- [Extracted information]:
.....

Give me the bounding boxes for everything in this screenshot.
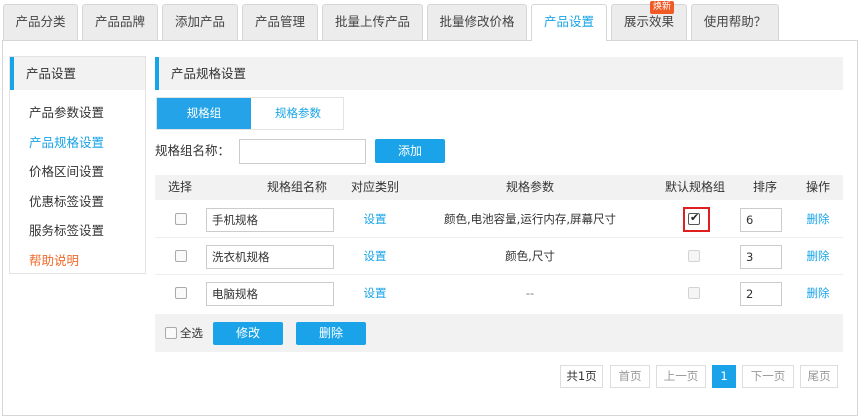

.....

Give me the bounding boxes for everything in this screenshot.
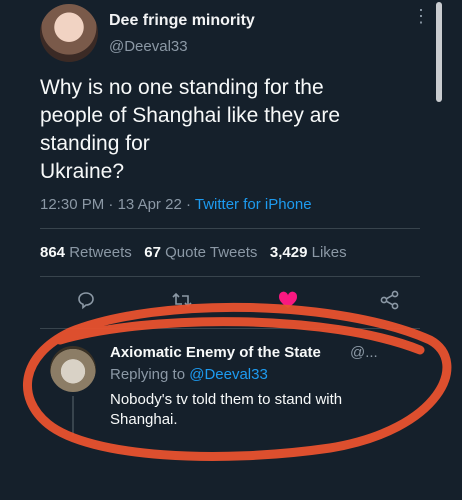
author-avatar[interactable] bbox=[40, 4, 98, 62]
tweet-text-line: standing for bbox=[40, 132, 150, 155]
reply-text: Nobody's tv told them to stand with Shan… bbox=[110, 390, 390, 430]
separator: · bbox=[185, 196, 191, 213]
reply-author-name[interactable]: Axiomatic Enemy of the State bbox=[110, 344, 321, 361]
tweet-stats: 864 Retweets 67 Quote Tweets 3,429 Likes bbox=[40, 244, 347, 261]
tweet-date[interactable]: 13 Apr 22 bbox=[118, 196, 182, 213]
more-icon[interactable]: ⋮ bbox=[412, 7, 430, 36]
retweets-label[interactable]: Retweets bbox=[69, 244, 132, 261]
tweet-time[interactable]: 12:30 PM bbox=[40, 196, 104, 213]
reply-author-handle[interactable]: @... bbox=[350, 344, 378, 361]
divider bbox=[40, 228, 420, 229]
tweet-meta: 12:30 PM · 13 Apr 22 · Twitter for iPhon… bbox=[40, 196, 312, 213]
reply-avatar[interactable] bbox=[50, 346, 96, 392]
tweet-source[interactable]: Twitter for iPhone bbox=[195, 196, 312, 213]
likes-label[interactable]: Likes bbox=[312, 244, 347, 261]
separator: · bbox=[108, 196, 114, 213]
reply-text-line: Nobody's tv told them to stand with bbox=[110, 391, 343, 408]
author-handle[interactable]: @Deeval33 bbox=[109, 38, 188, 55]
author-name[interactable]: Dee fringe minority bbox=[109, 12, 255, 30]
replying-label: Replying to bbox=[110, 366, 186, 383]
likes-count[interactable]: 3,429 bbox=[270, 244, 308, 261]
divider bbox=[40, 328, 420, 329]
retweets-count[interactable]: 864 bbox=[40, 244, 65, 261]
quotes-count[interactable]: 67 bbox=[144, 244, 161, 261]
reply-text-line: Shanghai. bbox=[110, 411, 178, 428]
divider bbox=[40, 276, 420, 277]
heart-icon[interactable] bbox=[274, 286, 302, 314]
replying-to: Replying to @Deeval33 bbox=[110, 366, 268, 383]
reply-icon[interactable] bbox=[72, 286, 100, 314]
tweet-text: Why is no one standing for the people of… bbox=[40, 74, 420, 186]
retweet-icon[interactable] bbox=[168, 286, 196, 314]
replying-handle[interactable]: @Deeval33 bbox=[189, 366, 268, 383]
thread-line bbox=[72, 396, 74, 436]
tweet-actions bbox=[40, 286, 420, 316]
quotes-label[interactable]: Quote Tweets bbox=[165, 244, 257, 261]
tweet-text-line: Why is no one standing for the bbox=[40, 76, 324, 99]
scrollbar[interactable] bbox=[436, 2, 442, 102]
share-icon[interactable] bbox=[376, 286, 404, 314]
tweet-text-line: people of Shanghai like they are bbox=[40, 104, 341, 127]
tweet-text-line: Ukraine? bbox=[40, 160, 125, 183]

.....

- [Exercise task]:
Show each line above that contains the string "separator", copied in full.

- [Result]:
separator: · bbox=[185, 196, 191, 213]
separator: · bbox=[108, 196, 114, 213]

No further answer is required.